___ Selected text ___
Chapter 7 questions

I’m trying this exercise:

Try it out! Getting rid of all the chunks that are smaller than the context size wasn’t a big issue here because we’re using small context windows. As you increase the context size (or if you have a corpus of short documents), the fraction of chunks that are thrown away will also grow. A more efficient way to prepare the data is to join all the tokenized samples in a batch with an eos_token_id token in between, and then perform the chunking on the concatenated sequences. As an exercise, modify the tokenize() function to make use of that approach. Note that you’ll want to set truncation=False and remove the other arguments from the tokenizer to get the full sequence of token IDs.

I subsetted the dataset to be able to experiment with the processing rapidly.

raw_datasets_short = DatasetDict(
    {
        "train": ds_train.select(range(100)),
        "valid": ds_valid.select(range(100)),
    }
)

I modified the function so that we don’t truncate the sequences. Note also that I’m using the Bert checkpoint, because I noticed that the “huggingface-course/code-search-net-tokenizer” checkpoint in the lesson doesn’t automatically add special tokens. Side-note, where in the model card/API would we check whether a given checkpoint automatically adds special tokens?

tokenizer = AutoTokenizer.from_pretrained("distilbert-base-uncased-finetuned-sst-2-english")

  def tokenize_long(element):
      outputs = tokenizer(
          element["content"],
          truncation=False,
          return_length=True,
      )
      input_batch = []
      for length, input_ids in zip(outputs["length"], outputs["input_ids"]):
        input_batch.append(input_ids)
___ Excerpted data ___
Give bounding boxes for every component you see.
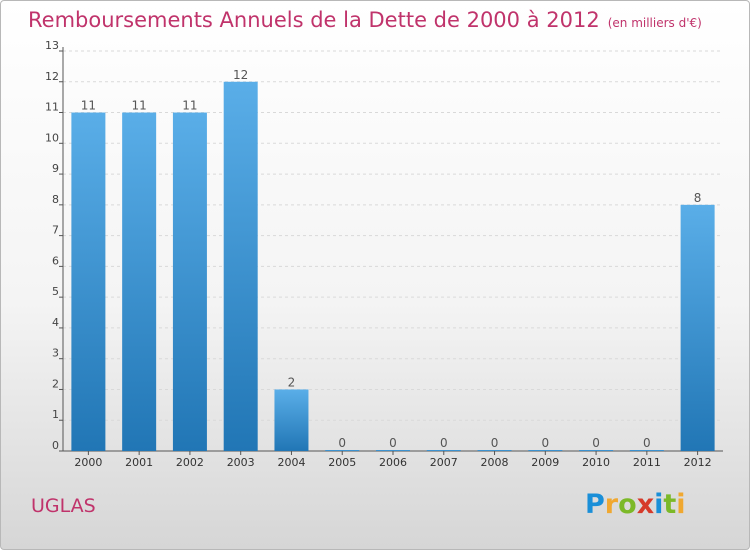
bar-2002 [172, 112, 207, 452]
data-label: 0 [389, 436, 397, 450]
y-tick-label: 8 [52, 193, 59, 206]
x-tick-label: 2010 [582, 456, 610, 469]
data-label: 0 [440, 436, 448, 450]
bar-2009 [528, 450, 563, 451]
chart-title-text: Remboursements Annuels de la Dette de 20… [28, 8, 600, 32]
bar-2000 [71, 112, 106, 452]
logo-letter: i [654, 489, 664, 520]
y-tick-label: 4 [52, 316, 59, 329]
y-tick-label: 5 [52, 285, 59, 298]
y-tick-label: 6 [52, 254, 59, 267]
data-label: 11 [81, 99, 96, 113]
chart-title: Remboursements Annuels de la Dette de 20… [28, 8, 702, 32]
data-labels: 11 11 11 12 2 0 0 0 0 0 0 0 8 [81, 68, 702, 450]
bars [71, 81, 715, 452]
y-tick-label: 0 [52, 439, 59, 452]
data-label: 0 [643, 436, 651, 450]
bar-2007 [426, 450, 461, 451]
logo-letter: P [585, 489, 605, 520]
logo-letter: x [636, 489, 655, 520]
chart-unit: (en milliers d'€) [607, 16, 702, 30]
data-label: 11 [182, 99, 197, 113]
x-tick-label: 2008 [481, 456, 509, 469]
bar-2008 [477, 450, 512, 451]
data-label: 2 [288, 375, 296, 389]
x-tick-label: 2002 [176, 456, 204, 469]
y-tick-label: 13 [45, 39, 59, 52]
bar-2005 [325, 450, 360, 451]
commune-name: UGLAS [31, 495, 96, 517]
x-tick-label: 2004 [277, 456, 305, 469]
bar-2001 [122, 112, 157, 452]
logo-letter: r [604, 489, 619, 520]
data-label: 11 [132, 99, 147, 113]
y-tick-label: 12 [45, 70, 59, 83]
y-tick-label: 10 [45, 131, 59, 144]
x-tick-label: 2011 [633, 456, 661, 469]
y-tick-label: 7 [52, 224, 59, 237]
y-tick-label: 3 [52, 347, 59, 360]
bar-2012 [680, 204, 715, 451]
data-label: 8 [694, 191, 702, 205]
y-tick-label: 1 [52, 408, 59, 421]
bar-2010 [579, 450, 614, 451]
proxiti-logo[interactable]: Proxiti [585, 489, 686, 520]
x-tick-label: 2005 [328, 456, 356, 469]
bar-2004 [274, 389, 309, 451]
data-label: 12 [233, 68, 248, 82]
bar-2011 [629, 450, 664, 451]
logo-letter: i [676, 489, 686, 520]
bar-2003 [223, 81, 258, 452]
data-label: 0 [338, 436, 346, 450]
logo-letter: o [618, 489, 637, 520]
data-label: 0 [491, 436, 499, 450]
x-tick-label: 2009 [531, 456, 559, 469]
data-label: 0 [541, 436, 549, 450]
x-tick-label: 2003 [227, 456, 255, 469]
x-tick-label: 2001 [125, 456, 153, 469]
y-tick-label: 9 [52, 162, 59, 175]
bar-2006 [376, 450, 410, 451]
data-label: 0 [592, 436, 600, 450]
x-tick-label: 2006 [379, 456, 407, 469]
logo-letter: t [663, 489, 677, 520]
y-tick-label: 2 [52, 377, 59, 390]
x-tick-label: 2012 [684, 456, 712, 469]
gridlines [63, 50, 723, 421]
x-tick-label: 2000 [74, 456, 102, 469]
x-tick-label: 2007 [430, 456, 458, 469]
y-tick-label: 11 [45, 101, 59, 114]
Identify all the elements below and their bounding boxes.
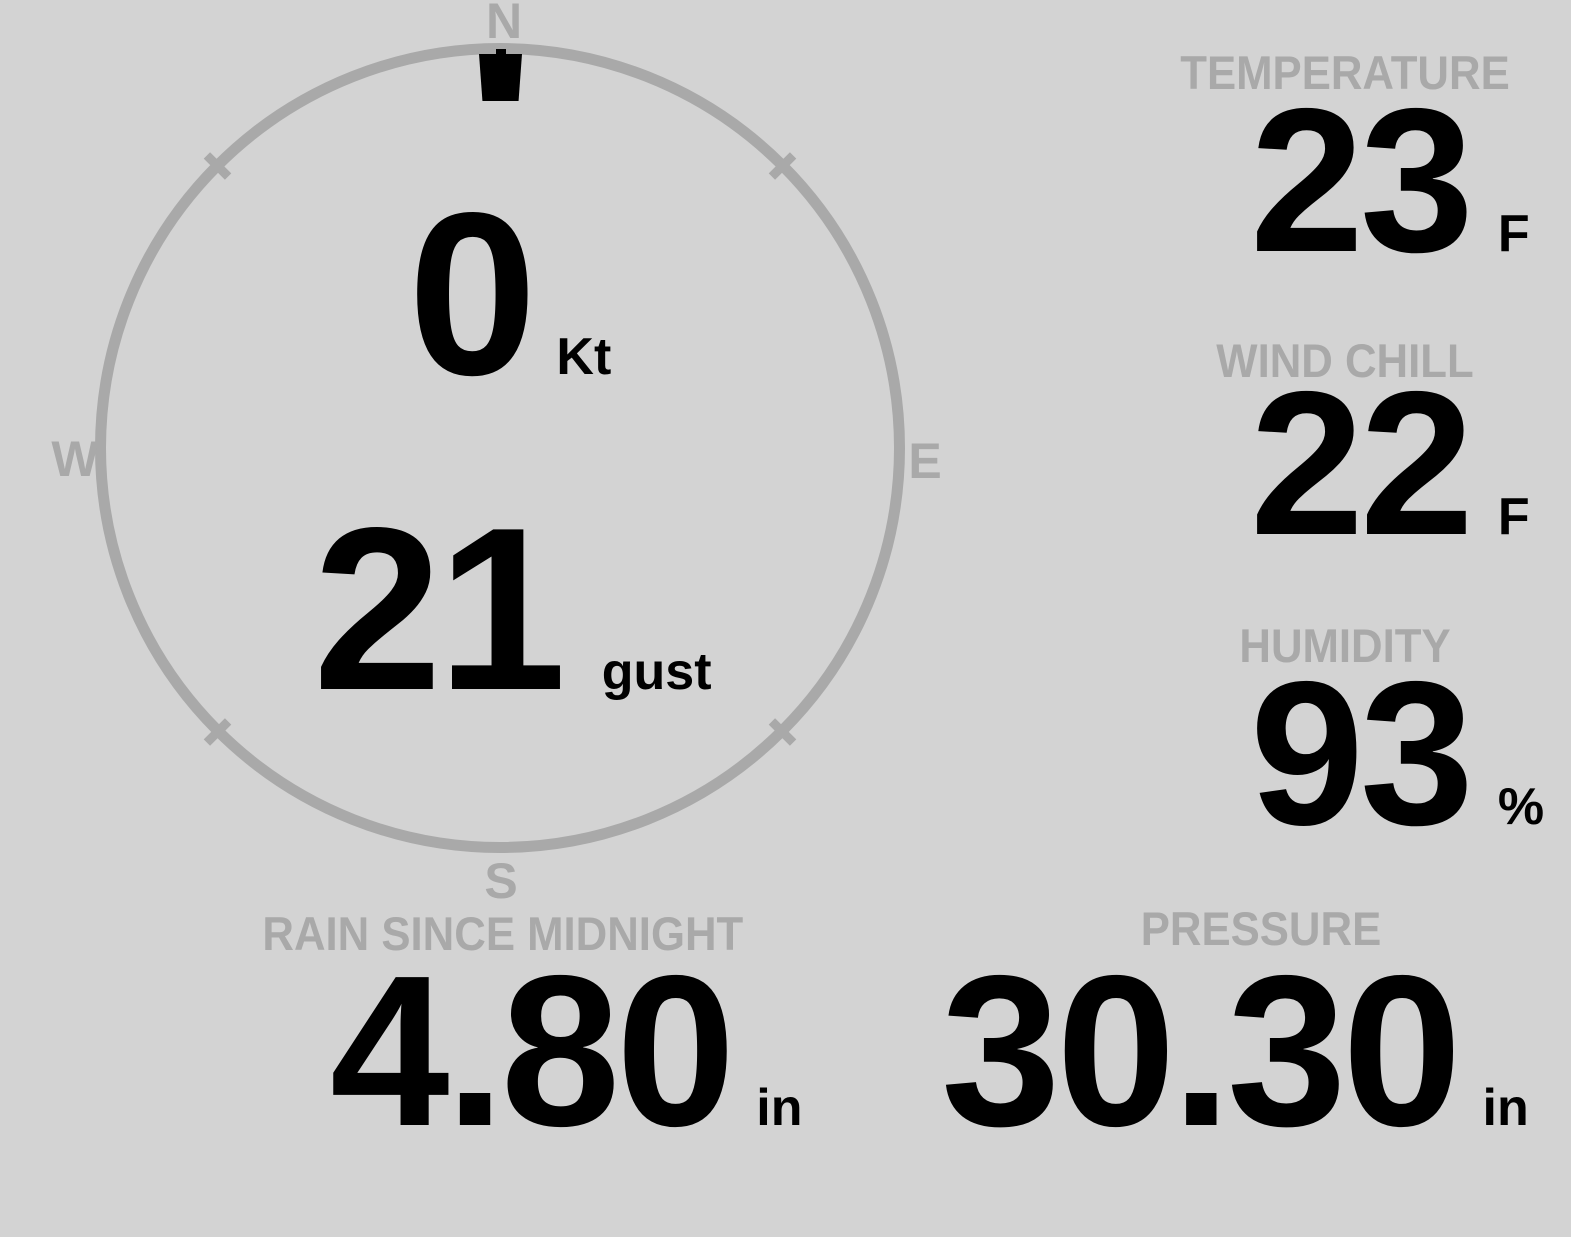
temperature-reading: 23 F: [1250, 78, 1530, 283]
humidity-value: 93: [1250, 639, 1474, 868]
rain-since-midnight-unit: in: [756, 1079, 803, 1137]
rain-since-midnight-label: RAIN SINCE MIDNIGHT: [262, 907, 744, 960]
wind-chill-reading: 22 F: [1250, 361, 1530, 566]
compass-label-west: W: [51, 431, 99, 487]
temperature-label: TEMPERATURE: [1180, 46, 1510, 99]
wind-chill-value: 22: [1250, 349, 1474, 578]
rain-since-midnight-reading: 4.80 in: [330, 943, 802, 1158]
wind-direction-marker-icon: [479, 54, 522, 101]
humidity-reading: 93 %: [1250, 651, 1544, 856]
wind-speed-unit: Kt: [556, 328, 612, 386]
wind-gust-value: 21: [313, 480, 566, 739]
temperature-value: 23: [1250, 66, 1474, 295]
pressure-value: 30.30: [941, 930, 1462, 1171]
rain-since-midnight-value: 4.80: [330, 930, 736, 1171]
humidity-unit: %: [1497, 778, 1545, 836]
compass-label-east: E: [908, 433, 942, 489]
pressure-reading: 30.30 in: [941, 943, 1529, 1158]
wind-gust-reading: 21 gust: [313, 494, 712, 726]
wind-speed-value: 0: [408, 165, 537, 424]
pressure-unit: in: [1482, 1079, 1529, 1137]
compass-label-north: N: [485, 0, 523, 49]
wind-gust-unit: gust: [601, 643, 712, 701]
compass-ring: [95, 43, 905, 853]
pressure-label: PRESSURE: [1140, 902, 1382, 955]
compass-label-south: S: [484, 853, 518, 909]
wind-chill-label: WIND CHILL: [1216, 334, 1474, 387]
wind-direction-marker-tip: [496, 49, 506, 56]
wind-speed-reading: 0 Kt: [408, 179, 611, 411]
temperature-unit: F: [1497, 205, 1530, 263]
wind-chill-unit: F: [1497, 488, 1530, 546]
humidity-label: HUMIDITY: [1239, 619, 1451, 672]
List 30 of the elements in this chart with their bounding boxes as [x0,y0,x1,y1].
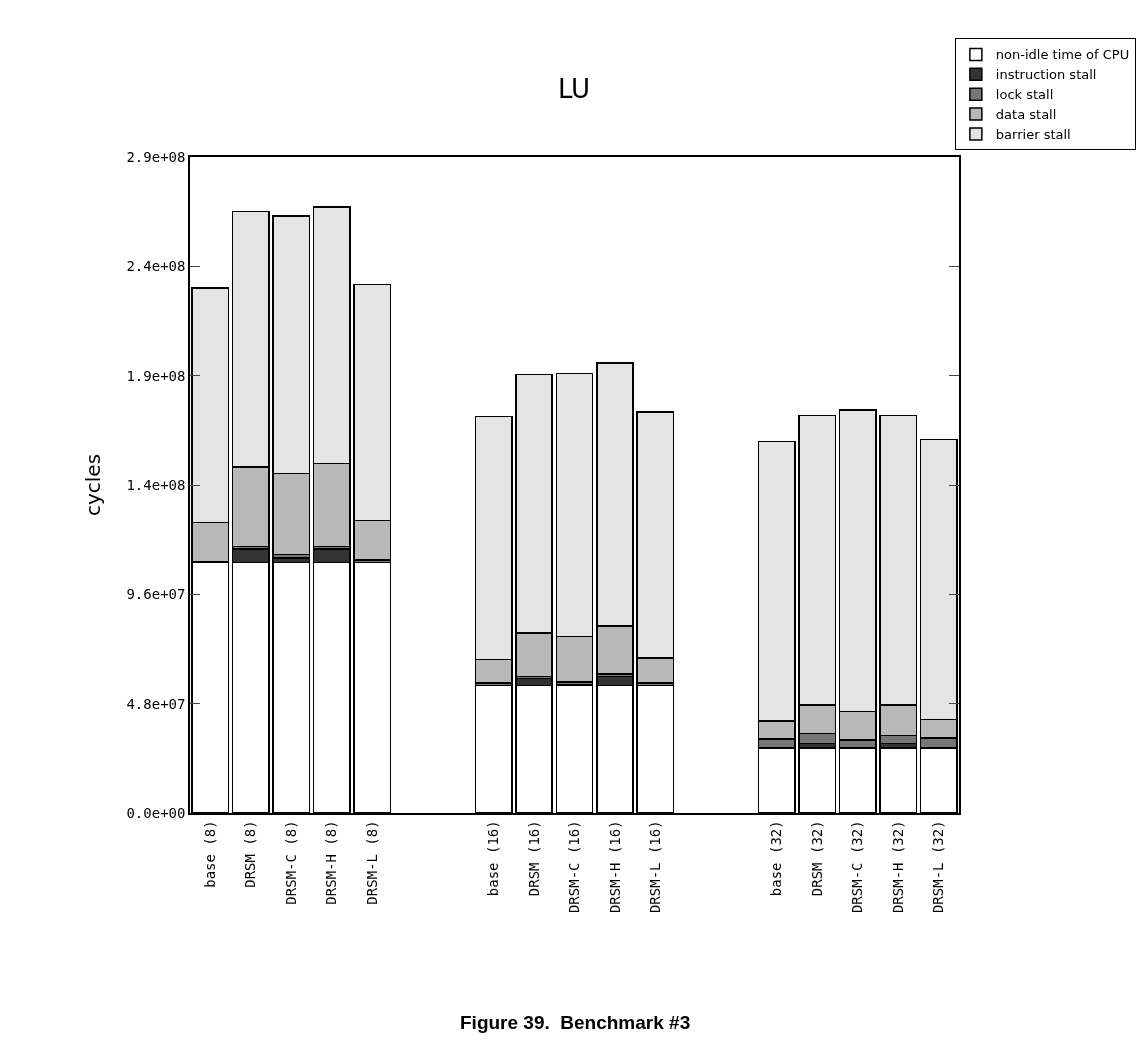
x-tick-label: DRSM (16) [525,820,542,897]
x-tick-label: DRSM-L (8) [363,820,380,905]
legend-label: lock stall [995,87,1054,103]
legend-label: barrier stall [995,127,1071,143]
x-tick-label: base (32) [768,820,785,897]
y-tick-label: 9.6e+07 [126,586,186,603]
y-tick-label: 2.4e+08 [126,258,186,275]
x-tick-label: DRSM-H (32) [889,820,906,914]
x-tick-label: DRSM-C (8) [282,820,299,905]
x-tick-label: DRSM-L (32) [930,820,947,914]
legend-label: instruction stall [995,67,1097,83]
x-tick-label: DRSM-C (16) [566,820,583,914]
y-axis-title: cycles [81,453,106,517]
legend-label: data stall [995,107,1057,123]
x-tick-label: base (8) [201,820,218,888]
x-tick-label: DRSM (8) [242,820,259,888]
legend-label: non-idle time of CPU [995,47,1130,63]
y-tick-label: 4.8e+07 [126,695,186,712]
y-tick-label: 2.9e+08 [126,148,186,165]
x-tick-label: DRSM-H (8) [323,820,340,905]
x-tick-label: DRSM-C (32) [849,820,866,914]
chart-title: LU [557,73,591,104]
y-tick-label: 1.9e+08 [126,367,186,384]
y-tick-label: 1.4e+08 [126,476,186,493]
y-tick-label: 0.0e+00 [126,804,186,821]
caption: Figure 39. Benchmark #3 [460,1012,691,1033]
x-tick-label: DRSM (32) [808,820,825,897]
x-tick-label: DRSM-L (16) [647,820,663,914]
x-tick-label: base (16) [485,820,502,897]
x-tick-label: DRSM-H (16) [606,820,623,914]
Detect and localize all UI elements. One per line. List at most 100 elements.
___
Given instruction A:
Copy the chapter 7 forum post from "I’m trying this" up to and including "of token IDs.".
Given instruction B:
Answer these questions using the chapter 7 forum post:
(i) According to the exercise, which token should be placed between the tokenized samples when they are joined?
(ii) How many rows does the poster select from ds_train and from ds_valid?
(iii) Which checkpoint name is passed to AutoTokenizer.from_pretrained?

Expected answer A:
I’m trying this exercise:

Try it out! Getting rid of all the chunks that are smaller than the context size wasn’t a big issue here because we’re using small context windows. As you increase the context size (or if you have a corpus of short documents), the fraction of chunks that are thrown away will also grow. A more efficient way to prepare the data is to join all the tokenized samples in a batch with an eos_token_id token in between, and then perform the chunking on the concatenated sequences. As an exercise, modify the tokenize() function to make use of that approach. Note that you’ll want to set truncation=False and remove the other arguments from the tokenizer to get the full sequence of token IDs.

Expected answer B:
(i) An eos_token_id token.
(ii) 100 rows from each.
(iii) "distilbert-base-uncased-finetuned-sst-2-english"